● **Exercise input**
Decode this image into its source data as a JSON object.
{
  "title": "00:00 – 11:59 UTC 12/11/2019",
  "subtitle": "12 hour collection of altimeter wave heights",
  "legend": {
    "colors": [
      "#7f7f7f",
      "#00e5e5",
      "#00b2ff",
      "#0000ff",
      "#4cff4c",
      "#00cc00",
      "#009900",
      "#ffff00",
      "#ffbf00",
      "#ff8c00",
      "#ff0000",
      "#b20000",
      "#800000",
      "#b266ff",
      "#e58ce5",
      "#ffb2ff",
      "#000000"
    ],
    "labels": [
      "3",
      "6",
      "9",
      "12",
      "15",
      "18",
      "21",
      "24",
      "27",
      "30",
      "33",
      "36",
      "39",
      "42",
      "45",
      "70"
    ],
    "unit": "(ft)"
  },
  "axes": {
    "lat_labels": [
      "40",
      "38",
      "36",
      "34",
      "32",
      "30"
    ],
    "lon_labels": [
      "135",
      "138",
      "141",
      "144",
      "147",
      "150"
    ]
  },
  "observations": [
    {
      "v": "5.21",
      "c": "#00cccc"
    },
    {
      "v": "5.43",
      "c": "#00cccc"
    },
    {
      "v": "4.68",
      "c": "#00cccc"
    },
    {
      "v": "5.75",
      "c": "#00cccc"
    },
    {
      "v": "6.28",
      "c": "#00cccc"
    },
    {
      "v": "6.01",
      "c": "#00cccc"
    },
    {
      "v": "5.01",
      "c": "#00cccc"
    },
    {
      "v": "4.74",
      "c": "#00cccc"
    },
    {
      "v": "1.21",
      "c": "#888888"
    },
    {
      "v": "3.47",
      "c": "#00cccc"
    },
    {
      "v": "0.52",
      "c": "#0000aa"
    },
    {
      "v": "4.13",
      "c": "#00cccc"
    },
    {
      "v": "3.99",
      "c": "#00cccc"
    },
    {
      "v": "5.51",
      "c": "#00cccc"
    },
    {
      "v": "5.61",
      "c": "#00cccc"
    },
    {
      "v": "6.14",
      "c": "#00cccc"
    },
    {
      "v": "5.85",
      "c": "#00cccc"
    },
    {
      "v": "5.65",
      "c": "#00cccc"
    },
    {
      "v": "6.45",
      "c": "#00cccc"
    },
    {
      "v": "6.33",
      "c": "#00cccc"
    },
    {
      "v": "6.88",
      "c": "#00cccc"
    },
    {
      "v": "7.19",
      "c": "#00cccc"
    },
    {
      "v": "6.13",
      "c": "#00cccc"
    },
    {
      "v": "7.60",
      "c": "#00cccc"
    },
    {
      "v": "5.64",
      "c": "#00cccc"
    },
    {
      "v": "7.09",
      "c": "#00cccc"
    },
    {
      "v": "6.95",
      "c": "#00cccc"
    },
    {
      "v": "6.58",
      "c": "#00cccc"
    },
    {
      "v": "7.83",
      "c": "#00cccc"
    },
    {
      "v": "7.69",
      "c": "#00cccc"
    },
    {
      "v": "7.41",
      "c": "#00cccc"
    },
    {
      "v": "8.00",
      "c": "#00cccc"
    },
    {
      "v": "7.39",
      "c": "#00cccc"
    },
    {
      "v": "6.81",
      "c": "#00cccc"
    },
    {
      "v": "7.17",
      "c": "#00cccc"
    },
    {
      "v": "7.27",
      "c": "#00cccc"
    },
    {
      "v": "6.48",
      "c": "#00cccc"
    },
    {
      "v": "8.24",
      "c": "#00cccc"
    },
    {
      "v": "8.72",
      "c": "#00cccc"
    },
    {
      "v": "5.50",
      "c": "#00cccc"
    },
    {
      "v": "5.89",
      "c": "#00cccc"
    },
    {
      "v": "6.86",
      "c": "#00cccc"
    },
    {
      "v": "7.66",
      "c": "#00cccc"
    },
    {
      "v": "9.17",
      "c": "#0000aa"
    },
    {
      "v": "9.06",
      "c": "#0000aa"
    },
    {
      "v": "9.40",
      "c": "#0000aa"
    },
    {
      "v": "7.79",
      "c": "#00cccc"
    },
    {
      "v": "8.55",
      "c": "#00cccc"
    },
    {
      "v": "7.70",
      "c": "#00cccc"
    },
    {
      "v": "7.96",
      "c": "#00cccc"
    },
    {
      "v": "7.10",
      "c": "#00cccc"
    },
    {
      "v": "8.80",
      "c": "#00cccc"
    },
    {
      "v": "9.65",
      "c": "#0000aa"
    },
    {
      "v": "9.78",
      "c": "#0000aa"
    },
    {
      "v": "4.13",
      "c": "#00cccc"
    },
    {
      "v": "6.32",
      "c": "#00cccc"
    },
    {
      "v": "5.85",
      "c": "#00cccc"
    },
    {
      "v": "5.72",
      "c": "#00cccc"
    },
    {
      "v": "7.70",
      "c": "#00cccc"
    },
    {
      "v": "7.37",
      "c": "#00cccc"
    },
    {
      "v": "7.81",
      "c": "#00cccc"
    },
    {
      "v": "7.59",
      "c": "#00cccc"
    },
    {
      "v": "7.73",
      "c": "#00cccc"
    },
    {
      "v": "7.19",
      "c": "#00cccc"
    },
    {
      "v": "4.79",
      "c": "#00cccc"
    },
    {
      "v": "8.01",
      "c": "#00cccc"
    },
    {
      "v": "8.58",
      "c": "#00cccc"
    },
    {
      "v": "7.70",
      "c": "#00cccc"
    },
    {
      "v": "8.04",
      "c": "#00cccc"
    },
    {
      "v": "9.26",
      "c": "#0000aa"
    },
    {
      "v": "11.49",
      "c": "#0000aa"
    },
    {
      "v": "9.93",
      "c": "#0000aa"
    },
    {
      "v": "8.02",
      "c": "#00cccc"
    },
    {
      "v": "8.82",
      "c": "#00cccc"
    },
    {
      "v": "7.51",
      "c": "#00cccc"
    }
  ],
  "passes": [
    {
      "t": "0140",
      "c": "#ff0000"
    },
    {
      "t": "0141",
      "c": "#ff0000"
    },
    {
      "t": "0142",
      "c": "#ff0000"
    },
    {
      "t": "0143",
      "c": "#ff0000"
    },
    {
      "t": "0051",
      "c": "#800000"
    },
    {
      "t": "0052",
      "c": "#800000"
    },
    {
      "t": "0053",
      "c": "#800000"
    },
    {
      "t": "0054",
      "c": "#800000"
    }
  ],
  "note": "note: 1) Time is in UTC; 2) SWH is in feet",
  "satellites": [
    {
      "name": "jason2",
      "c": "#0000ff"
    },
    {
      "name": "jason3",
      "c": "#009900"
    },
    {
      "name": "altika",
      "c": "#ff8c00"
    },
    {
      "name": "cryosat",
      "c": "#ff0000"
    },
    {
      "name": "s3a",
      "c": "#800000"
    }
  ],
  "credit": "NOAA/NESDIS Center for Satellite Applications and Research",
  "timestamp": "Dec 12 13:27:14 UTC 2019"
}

● **What needs to be done**
Set down the listing above in full, please, exactly as it appears.

● **Solution**
Decode this image into its source data as a JSON object.
{
  "title": "00:00 – 11:59 UTC 12/11/2019",
  "subtitle": "12 hour collection of altimeter wave heights",
  "legend": {
    "colors": [
      "#7f7f7f",
      "#00e5e5",
      "#00b2ff",
      "#0000ff",
      "#4cff4c",
      "#00cc00",
      "#009900",
      "#ffff00",
      "#ffbf00",
      "#ff8c00",
      "#ff0000",
      "#b20000",
      "#800000",
      "#b266ff",
      "#e58ce5",
      "#ffb2ff",
      "#000000"
    ],
    "labels": [
      "3",
      "6",
      "9",
      "12",
      "15",
      "18",
      "21",
      "24",
      "27",
      "30",
      "33",
      "36",
      "39",
      "42",
      "45",
      "70"
    ],
    "unit": "(ft)"
  },
  "axes": {
    "lat_labels": [
      "40",
      "38",
      "36",
      "34",
      "32",
      "30"
    ],
    "lon_labels": [
      "135",
      "138",
      "141",
      "144",
      "147",
      "150"
    ]
  },
  "observations": [
    {
      "v": "5.21",
      "c": "#00cccc"
    },
    {
      "v": "5.43",
      "c": "#00cccc"
    },
    {
      "v": "4.68",
      "c": "#00cccc"
    },
    {
      "v": "5.75",
      "c": "#00cccc"
    },
    {
      "v": "6.28",
      "c": "#00cccc"
    },
    {
      "v": "6.01",
      "c": "#00cccc"
    },
    {
      "v": "5.01",
      "c": "#00cccc"
    },
    {
      "v": "4.74",
      "c": "#00cccc"
    },
    {
      "v": "1.21",
      "c": "#888888"
    },
    {
      "v": "3.47",
      "c": "#00cccc"
    },
    {
      "v": "0.52",
      "c": "#0000aa"
    },
    {
      "v": "4.13",
      "c": "#00cccc"
    },
    {
      "v": "3.99",
      "c": "#00cccc"
    },
    {
      "v": "5.51",
      "c": "#00cccc"
    },
    {
      "v": "5.61",
      "c": "#00cccc"
    },
    {
      "v": "6.14",
      "c": "#00cccc"
    },
    {
      "v": "5.85",
      "c": "#00cccc"
    },
    {
      "v": "5.65",
      "c": "#00cccc"
    },
    {
      "v": "6.45",
      "c": "#00cccc"
    },
    {
      "v": "6.33",
      "c": "#00cccc"
    },
    {
      "v": "6.88",
      "c": "#00cccc"
    },
    {
      "v": "7.19",
      "c": "#00cccc"
    },
    {
      "v": "6.13",
      "c": "#00cccc"
    },
    {
      "v": "7.60",
      "c": "#00cccc"
    },
    {
      "v": "5.64",
      "c": "#00cccc"
    },
    {
      "v": "7.09",
      "c": "#00cccc"
    },
    {
      "v": "6.95",
      "c": "#00cccc"
    },
    {
      "v": "6.58",
      "c": "#00cccc"
    },
    {
      "v": "7.83",
      "c": "#00cccc"
    },
    {
      "v": "7.69",
      "c": "#00cccc"
    },
    {
      "v": "7.41",
      "c": "#00cccc"
    },
    {
      "v": "8.00",
      "c": "#00cccc"
    },
    {
      "v": "7.39",
      "c": "#00cccc"
    },
    {
      "v": "6.81",
      "c": "#00cccc"
    },
    {
      "v": "7.17",
      "c": "#00cccc"
    },
    {
      "v": "7.27",
      "c": "#00cccc"
    },
    {
      "v": "6.48",
      "c": "#00cccc"
    },
    {
      "v": "8.24",
      "c": "#00cccc"
    },
    {
      "v": "8.72",
      "c": "#00cccc"
    },
    {
      "v": "5.50",
      "c": "#00cccc"
    },
    {
      "v": "5.89",
      "c": "#00cccc"
    },
    {
      "v": "6.86",
      "c": "#00cccc"
    },
    {
      "v": "7.66",
      "c": "#00cccc"
    },
    {
      "v": "9.17",
      "c": "#0000aa"
    },
    {
      "v": "9.06",
      "c": "#0000aa"
    },
    {
      "v": "9.40",
      "c": "#0000aa"
    },
    {
      "v": "7.79",
      "c": "#00cccc"
    },
    {
      "v": "8.55",
      "c": "#00cccc"
    },
    {
      "v": "7.70",
      "c": "#00cccc"
    },
    {
      "v": "7.96",
      "c": "#00cccc"
    },
    {
      "v": "7.10",
      "c": "#00cccc"
    },
    {
      "v": "8.80",
      "c": "#00cccc"
    },
    {
      "v": "9.65",
      "c": "#0000aa"
    },
    {
      "v": "9.78",
      "c": "#0000aa"
    },
    {
      "v": "4.13",
      "c": "#00cccc"
    },
    {
      "v": "6.32",
      "c": "#00cccc"
    },
    {
      "v": "5.85",
      "c": "#00cccc"
    },
    {
      "v": "5.72",
      "c": "#00cccc"
    },
    {
      "v": "7.70",
      "c": "#00cccc"
    },
    {
      "v": "7.37",
      "c": "#00cccc"
    },
    {
      "v": "7.81",
      "c": "#00cccc"
    },
    {
      "v": "7.59",
      "c": "#00cccc"
    },
    {
      "v": "7.73",
      "c": "#00cccc"
    },
    {
      "v": "7.19",
      "c": "#00cccc"
    },
    {
      "v": "4.79",
      "c": "#00cccc"
    },
    {
      "v": "8.01",
      "c": "#00cccc"
    },
    {
      "v": "8.58",
      "c": "#00cccc"
    },
    {
      "v": "7.70",
      "c": "#00cccc"
    },
    {
      "v": "8.04",
      "c": "#00cccc"
    },
    {
      "v": "9.26",
      "c": "#0000aa"
    },
    {
      "v": "11.49",
      "c": "#0000aa"
    },
    {
      "v": "9.93",
      "c": "#0000aa"
    },
    {
      "v": "8.02",
      "c": "#00cccc"
    },
    {
      "v": "8.82",
      "c": "#00cccc"
    },
    {
      "v": "7.51",
      "c": "#00cccc"
    }
  ],
  "passes": [
    {
      "t": "0140",
      "c": "#ff0000"
    },
    {
      "t": "0141",
      "c": "#ff0000"
    },
    {
      "t": "0142",
      "c": "#ff0000"
    },
    {
      "t": "0143",
      "c": "#ff0000"
    },
    {
      "t": "0051",
      "c": "#800000"
    },
    {
      "t": "0052",
      "c": "#800000"
    },
    {
      "t": "0053",
      "c": "#800000"
    },
    {
      "t": "0054",
      "c": "#800000"
    }
  ],
  "note": "note: 1) Time is in UTC; 2) SWH is in feet",
  "satellites": [
    {
      "name": "jason2",
      "c": "#0000ff"
    },
    {
      "name": "jason3",
      "c": "#009900"
    },
    {
      "name": "altika",
      "c": "#ff8c00"
    },
    {
      "name": "cryosat",
      "c": "#ff0000"
    },
    {
      "name": "s3a",
      "c": "#800000"
    }
  ],
  "credit": "NOAA/NESDIS Center for Satellite Applications and Research",
  "timestamp": "Dec 12 13:27:14 UTC 2019"
}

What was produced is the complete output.